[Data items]
+ + + +
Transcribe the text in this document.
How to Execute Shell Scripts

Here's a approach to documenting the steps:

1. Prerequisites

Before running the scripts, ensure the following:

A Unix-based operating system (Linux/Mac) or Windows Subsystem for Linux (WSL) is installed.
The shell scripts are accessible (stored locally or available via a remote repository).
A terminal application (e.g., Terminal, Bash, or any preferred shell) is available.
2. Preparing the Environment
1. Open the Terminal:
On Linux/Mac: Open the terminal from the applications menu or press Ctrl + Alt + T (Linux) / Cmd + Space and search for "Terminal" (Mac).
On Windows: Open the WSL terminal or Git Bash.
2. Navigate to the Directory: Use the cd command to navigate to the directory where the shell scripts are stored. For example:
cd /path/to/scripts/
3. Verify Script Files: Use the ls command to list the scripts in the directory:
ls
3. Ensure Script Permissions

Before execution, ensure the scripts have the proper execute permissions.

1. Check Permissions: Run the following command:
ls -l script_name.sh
+ + + +
Extract the listing in its entirety and repeat it exactly.

Transcribe the text in this document.
How to Execute Shell Scripts

Here's a approach to documenting the steps:

1. Prerequisites

Before running the scripts, ensure the following:

A Unix-based operating system (Linux/Mac) or Windows Subsystem for Linux (WSL) is installed.
The shell scripts are accessible (stored locally or available via a remote repository).
A terminal application (e.g., Terminal, Bash, or any preferred shell) is available.
2. Preparing the Environment
1. Open the Terminal:
On Linux/Mac: Open the terminal from the applications menu or press Ctrl + Alt + T (Linux) / Cmd + Space and search for "Terminal" (Mac).
On Windows: Open the WSL terminal or Git Bash.
2. Navigate to the Directory: Use the cd command to navigate to the directory where the shell scripts are stored. For example:
cd /path/to/scripts/
3. Verify Script Files: Use the ls command to list the scripts in the directory:
ls
3. Ensure Script Permissions

Before execution, ensure the scripts have the proper execute permissions.

1. Check Permissions: Run the following command:
ls -l script_name.sh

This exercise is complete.